Write every entry out again exactly, please, and skip the pictures.

- - - - -

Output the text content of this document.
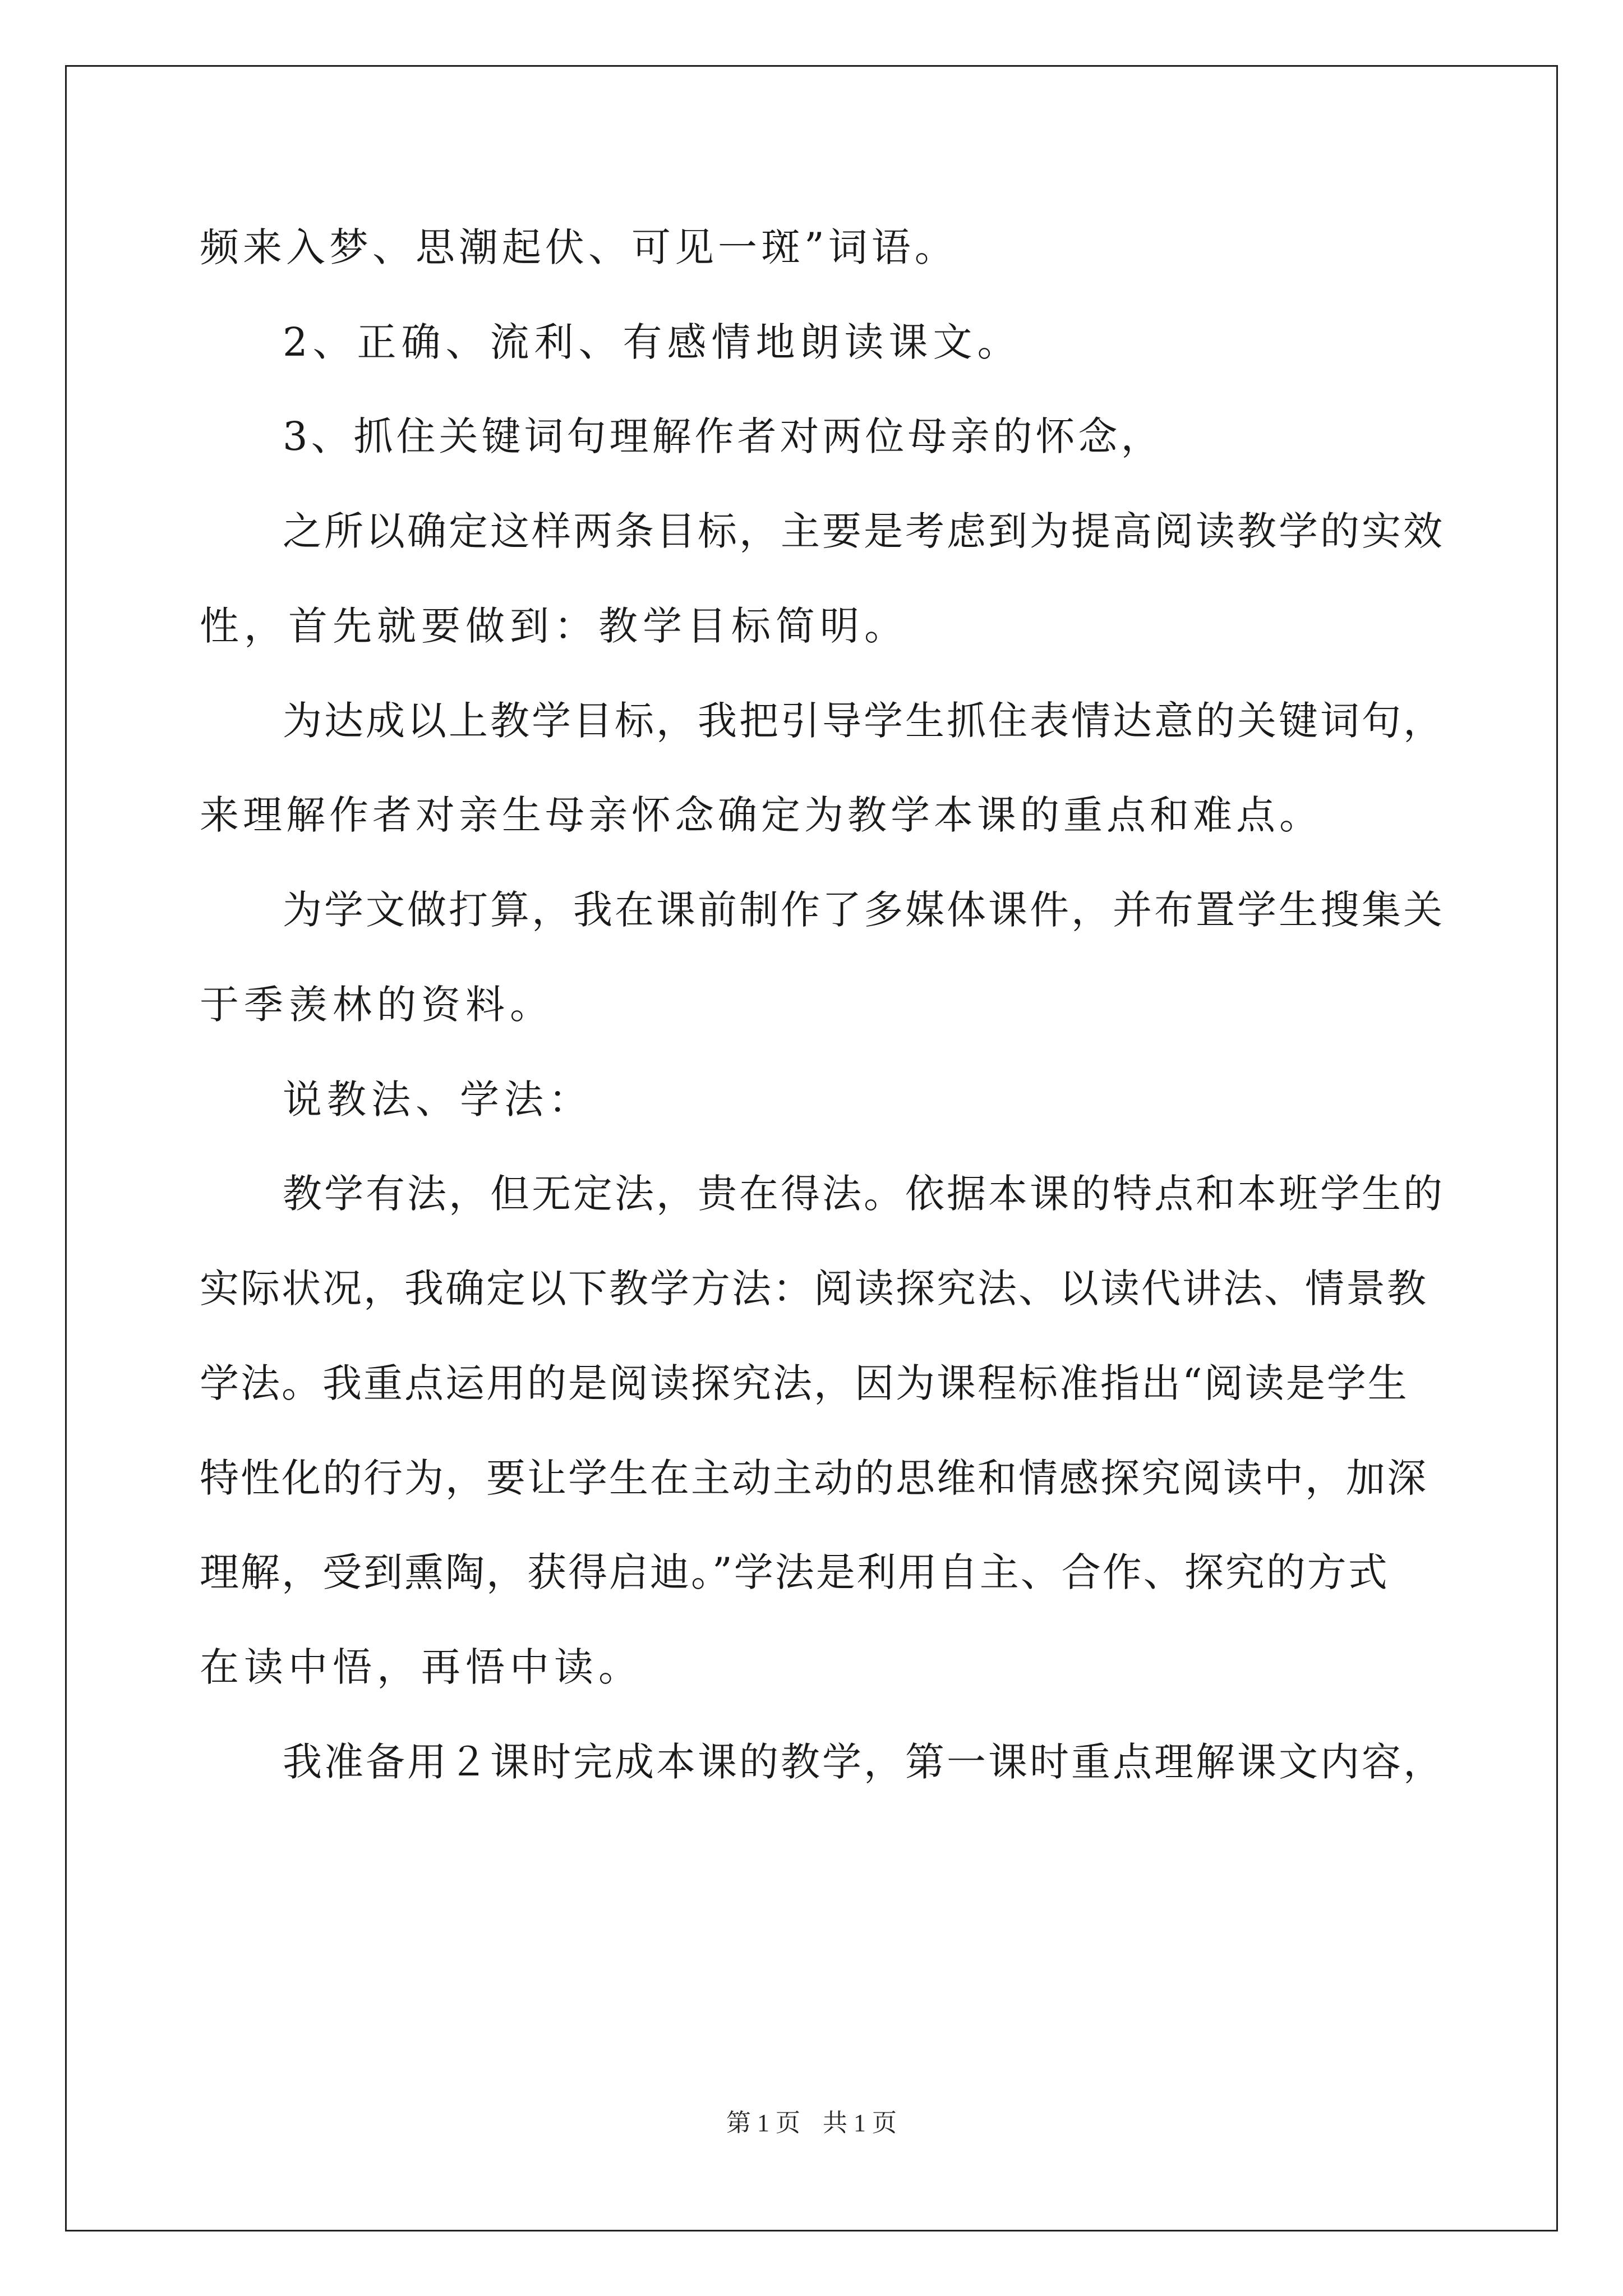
频来入梦、思潮起伏、可见一斑”词语。
2、正确、流利、有感情地朗读课文。
3、抓住关键词句理解作者对两位母亲的怀念，
之所以确定这样两条目标，主要是考虑到为提高阅读教学的实效
性，首先就要做到：教学目标简明。
为达成以上教学目标，我把引导学生抓住表情达意的关键词句，
来理解作者对亲生母亲怀念确定为教学本课的重点和难点。
为学文做打算，我在课前制作了多媒体课件，并布置学生搜集关
于季羡林的资料。
说教法、学法：
教学有法，但无定法，贵在得法。依据本课的特点和本班学生的
实际状况，我确定以下教学方法：阅读探究法、以读代讲法、情景教
学法。我重点运用的是阅读探究法，因为课程标准指出“阅读是学生
特性化的行为，要让学生在主动主动的思维和情感探究阅读中，加深
理解，受到熏陶，获得启迪。”学法是利用自主、合作、探究的方式
在读中悟，再悟中读。
我准备用２课时完成本课的教学，第一课时重点理解课文内容，
第 1 页 共 1 页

- - - - -

- [TASK RESPONSE]
Output the text content of this document.
频来入梦、思潮起伏、可见一斑”词语。
2、正确、流利、有感情地朗读课文。
3、抓住关键词句理解作者对两位母亲的怀念，
之所以确定这样两条目标，主要是考虑到为提高阅读教学的实效
性，首先就要做到：教学目标简明。
为达成以上教学目标，我把引导学生抓住表情达意的关键词句，
来理解作者对亲生母亲怀念确定为教学本课的重点和难点。
为学文做打算，我在课前制作了多媒体课件，并布置学生搜集关
于季羡林的资料。
说教法、学法：
教学有法，但无定法，贵在得法。依据本课的特点和本班学生的
实际状况，我确定以下教学方法：阅读探究法、以读代讲法、情景教
学法。我重点运用的是阅读探究法，因为课程标准指出“阅读是学生
特性化的行为，要让学生在主动主动的思维和情感探究阅读中，加深
理解，受到熏陶，获得启迪。”学法是利用自主、合作、探究的方式
在读中悟，再悟中读。
我准备用２课时完成本课的教学，第一课时重点理解课文内容，
第 1 页 共 1 页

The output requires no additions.